--- Start Material supplied ---

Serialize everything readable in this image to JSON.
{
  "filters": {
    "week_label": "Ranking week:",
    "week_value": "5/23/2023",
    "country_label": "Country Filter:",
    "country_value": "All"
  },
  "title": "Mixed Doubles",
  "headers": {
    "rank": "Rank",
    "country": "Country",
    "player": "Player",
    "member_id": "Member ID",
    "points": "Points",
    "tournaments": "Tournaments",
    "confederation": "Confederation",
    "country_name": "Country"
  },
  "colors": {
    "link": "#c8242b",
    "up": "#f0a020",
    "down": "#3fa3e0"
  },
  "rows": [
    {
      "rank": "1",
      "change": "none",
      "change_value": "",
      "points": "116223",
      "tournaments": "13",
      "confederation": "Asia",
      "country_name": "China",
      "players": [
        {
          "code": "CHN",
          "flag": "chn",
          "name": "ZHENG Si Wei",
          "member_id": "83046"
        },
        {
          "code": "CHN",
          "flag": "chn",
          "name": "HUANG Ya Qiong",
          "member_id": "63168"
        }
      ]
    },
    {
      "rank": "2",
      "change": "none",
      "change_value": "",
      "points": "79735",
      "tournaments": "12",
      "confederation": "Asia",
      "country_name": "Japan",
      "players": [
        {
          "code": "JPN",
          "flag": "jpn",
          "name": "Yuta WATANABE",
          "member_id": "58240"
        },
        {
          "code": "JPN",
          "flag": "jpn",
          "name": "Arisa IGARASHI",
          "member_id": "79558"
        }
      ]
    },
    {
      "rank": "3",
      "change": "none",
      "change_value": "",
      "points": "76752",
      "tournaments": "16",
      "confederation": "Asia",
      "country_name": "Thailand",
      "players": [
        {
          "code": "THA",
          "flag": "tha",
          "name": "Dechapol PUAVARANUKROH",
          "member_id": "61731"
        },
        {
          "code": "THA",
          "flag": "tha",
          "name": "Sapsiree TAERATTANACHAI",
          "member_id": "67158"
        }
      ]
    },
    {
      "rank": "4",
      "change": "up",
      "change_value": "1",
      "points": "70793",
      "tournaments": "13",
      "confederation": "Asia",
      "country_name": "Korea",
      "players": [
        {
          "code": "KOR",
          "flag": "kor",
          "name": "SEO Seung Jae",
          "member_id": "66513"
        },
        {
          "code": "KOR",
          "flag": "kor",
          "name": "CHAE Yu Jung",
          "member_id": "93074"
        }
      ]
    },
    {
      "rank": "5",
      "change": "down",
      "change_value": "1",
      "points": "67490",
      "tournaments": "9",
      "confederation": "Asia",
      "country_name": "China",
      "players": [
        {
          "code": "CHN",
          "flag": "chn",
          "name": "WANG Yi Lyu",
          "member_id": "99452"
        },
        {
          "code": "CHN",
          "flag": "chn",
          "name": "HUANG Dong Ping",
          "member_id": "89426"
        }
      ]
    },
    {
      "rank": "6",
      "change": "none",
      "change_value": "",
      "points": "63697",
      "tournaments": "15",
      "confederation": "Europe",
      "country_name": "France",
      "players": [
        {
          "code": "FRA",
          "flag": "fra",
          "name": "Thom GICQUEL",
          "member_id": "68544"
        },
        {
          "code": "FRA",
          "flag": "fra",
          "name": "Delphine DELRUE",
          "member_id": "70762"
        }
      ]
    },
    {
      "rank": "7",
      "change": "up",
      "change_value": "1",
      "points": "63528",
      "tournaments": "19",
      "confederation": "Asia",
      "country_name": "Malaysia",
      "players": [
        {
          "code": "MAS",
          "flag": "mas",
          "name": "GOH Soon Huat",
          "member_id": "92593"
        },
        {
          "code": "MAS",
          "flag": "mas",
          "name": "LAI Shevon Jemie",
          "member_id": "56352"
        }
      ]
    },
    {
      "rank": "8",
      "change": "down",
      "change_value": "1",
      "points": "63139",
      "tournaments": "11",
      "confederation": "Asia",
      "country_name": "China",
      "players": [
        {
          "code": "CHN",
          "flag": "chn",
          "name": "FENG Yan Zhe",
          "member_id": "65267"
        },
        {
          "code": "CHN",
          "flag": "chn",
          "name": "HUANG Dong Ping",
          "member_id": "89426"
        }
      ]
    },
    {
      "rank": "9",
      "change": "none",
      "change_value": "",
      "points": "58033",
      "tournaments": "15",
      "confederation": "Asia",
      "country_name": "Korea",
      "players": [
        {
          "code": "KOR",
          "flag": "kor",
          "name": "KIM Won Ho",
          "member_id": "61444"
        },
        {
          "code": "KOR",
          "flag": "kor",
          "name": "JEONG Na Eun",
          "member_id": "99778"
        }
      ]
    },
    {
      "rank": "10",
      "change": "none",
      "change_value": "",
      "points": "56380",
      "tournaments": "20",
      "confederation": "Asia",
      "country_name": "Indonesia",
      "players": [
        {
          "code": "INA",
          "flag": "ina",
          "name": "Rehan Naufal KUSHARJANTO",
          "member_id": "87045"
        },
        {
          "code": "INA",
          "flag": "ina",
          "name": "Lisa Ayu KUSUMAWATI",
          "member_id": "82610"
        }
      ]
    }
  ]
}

--- End Material supplied ---

Given task: Transcribe every entry word for word.

Answer to the task:
Serialize everything readable in this image to JSON.
{
  "filters": {
    "week_label": "Ranking week:",
    "week_value": "5/23/2023",
    "country_label": "Country Filter:",
    "country_value": "All"
  },
  "title": "Mixed Doubles",
  "headers": {
    "rank": "Rank",
    "country": "Country",
    "player": "Player",
    "member_id": "Member ID",
    "points": "Points",
    "tournaments": "Tournaments",
    "confederation": "Confederation",
    "country_name": "Country"
  },
  "colors": {
    "link": "#c8242b",
    "up": "#f0a020",
    "down": "#3fa3e0"
  },
  "rows": [
    {
      "rank": "1",
      "change": "none",
      "change_value": "",
      "points": "116223",
      "tournaments": "13",
      "confederation": "Asia",
      "country_name": "China",
      "players": [
        {
          "code": "CHN",
          "flag": "chn",
          "name": "ZHENG Si Wei",
          "member_id": "83046"
        },
        {
          "code": "CHN",
          "flag": "chn",
          "name": "HUANG Ya Qiong",
          "member_id": "63168"
        }
      ]
    },
    {
      "rank": "2",
      "change": "none",
      "change_value": "",
      "points": "79735",
      "tournaments": "12",
      "confederation": "Asia",
      "country_name": "Japan",
      "players": [
        {
          "code": "JPN",
          "flag": "jpn",
          "name": "Yuta WATANABE",
          "member_id": "58240"
        },
        {
          "code": "JPN",
          "flag": "jpn",
          "name": "Arisa IGARASHI",
          "member_id": "79558"
        }
      ]
    },
    {
      "rank": "3",
      "change": "none",
      "change_value": "",
      "points": "76752",
      "tournaments": "16",
      "confederation": "Asia",
      "country_name": "Thailand",
      "players": [
        {
          "code": "THA",
          "flag": "tha",
          "name": "Dechapol PUAVARANUKROH",
          "member_id": "61731"
        },
        {
          "code": "THA",
          "flag": "tha",
          "name": "Sapsiree TAERATTANACHAI",
          "member_id": "67158"
        }
      ]
    },
    {
      "rank": "4",
      "change": "up",
      "change_value": "1",
      "points": "70793",
      "tournaments": "13",
      "confederation": "Asia",
      "country_name": "Korea",
      "players": [
        {
          "code": "KOR",
          "flag": "kor",
          "name": "SEO Seung Jae",
          "member_id": "66513"
        },
        {
          "code": "KOR",
          "flag": "kor",
          "name": "CHAE Yu Jung",
          "member_id": "93074"
        }
      ]
    },
    {
      "rank": "5",
      "change": "down",
      "change_value": "1",
      "points": "67490",
      "tournaments": "9",
      "confederation": "Asia",
      "country_name": "China",
      "players": [
        {
          "code": "CHN",
          "flag": "chn",
          "name": "WANG Yi Lyu",
          "member_id": "99452"
        },
        {
          "code": "CHN",
          "flag": "chn",
          "name": "HUANG Dong Ping",
          "member_id": "89426"
        }
      ]
    },
    {
      "rank": "6",
      "change": "none",
      "change_value": "",
      "points": "63697",
      "tournaments": "15",
      "confederation": "Europe",
      "country_name": "France",
      "players": [
        {
          "code": "FRA",
          "flag": "fra",
          "name": "Thom GICQUEL",
          "member_id": "68544"
        },
        {
          "code": "FRA",
          "flag": "fra",
          "name": "Delphine DELRUE",
          "member_id": "70762"
        }
      ]
    },
    {
      "rank": "7",
      "change": "up",
      "change_value": "1",
      "points": "63528",
      "tournaments": "19",
      "confederation": "Asia",
      "country_name": "Malaysia",
      "players": [
        {
          "code": "MAS",
          "flag": "mas",
          "name": "GOH Soon Huat",
          "member_id": "92593"
        },
        {
          "code": "MAS",
          "flag": "mas",
          "name": "LAI Shevon Jemie",
          "member_id": "56352"
        }
      ]
    },
    {
      "rank": "8",
      "change": "down",
      "change_value": "1",
      "points": "63139",
      "tournaments": "11",
      "confederation": "Asia",
      "country_name": "China",
      "players": [
        {
          "code": "CHN",
          "flag": "chn",
          "name": "FENG Yan Zhe",
          "member_id": "65267"
        },
        {
          "code": "CHN",
          "flag": "chn",
          "name": "HUANG Dong Ping",
          "member_id": "89426"
        }
      ]
    },
    {
      "rank": "9",
      "change": "none",
      "change_value": "",
      "points": "58033",
      "tournaments": "15",
      "confederation": "Asia",
      "country_name": "Korea",
      "players": [
        {
          "code": "KOR",
          "flag": "kor",
          "name": "KIM Won Ho",
          "member_id": "61444"
        },
        {
          "code": "KOR",
          "flag": "kor",
          "name": "JEONG Na Eun",
          "member_id": "99778"
        }
      ]
    },
    {
      "rank": "10",
      "change": "none",
      "change_value": "",
      "points": "56380",
      "tournaments": "20",
      "confederation": "Asia",
      "country_name": "Indonesia",
      "players": [
        {
          "code": "INA",
          "flag": "ina",
          "name": "Rehan Naufal KUSHARJANTO",
          "member_id": "87045"
        },
        {
          "code": "INA",
          "flag": "ina",
          "name": "Lisa Ayu KUSUMAWATI",
          "member_id": "82610"
        }
      ]
    }
  ]
}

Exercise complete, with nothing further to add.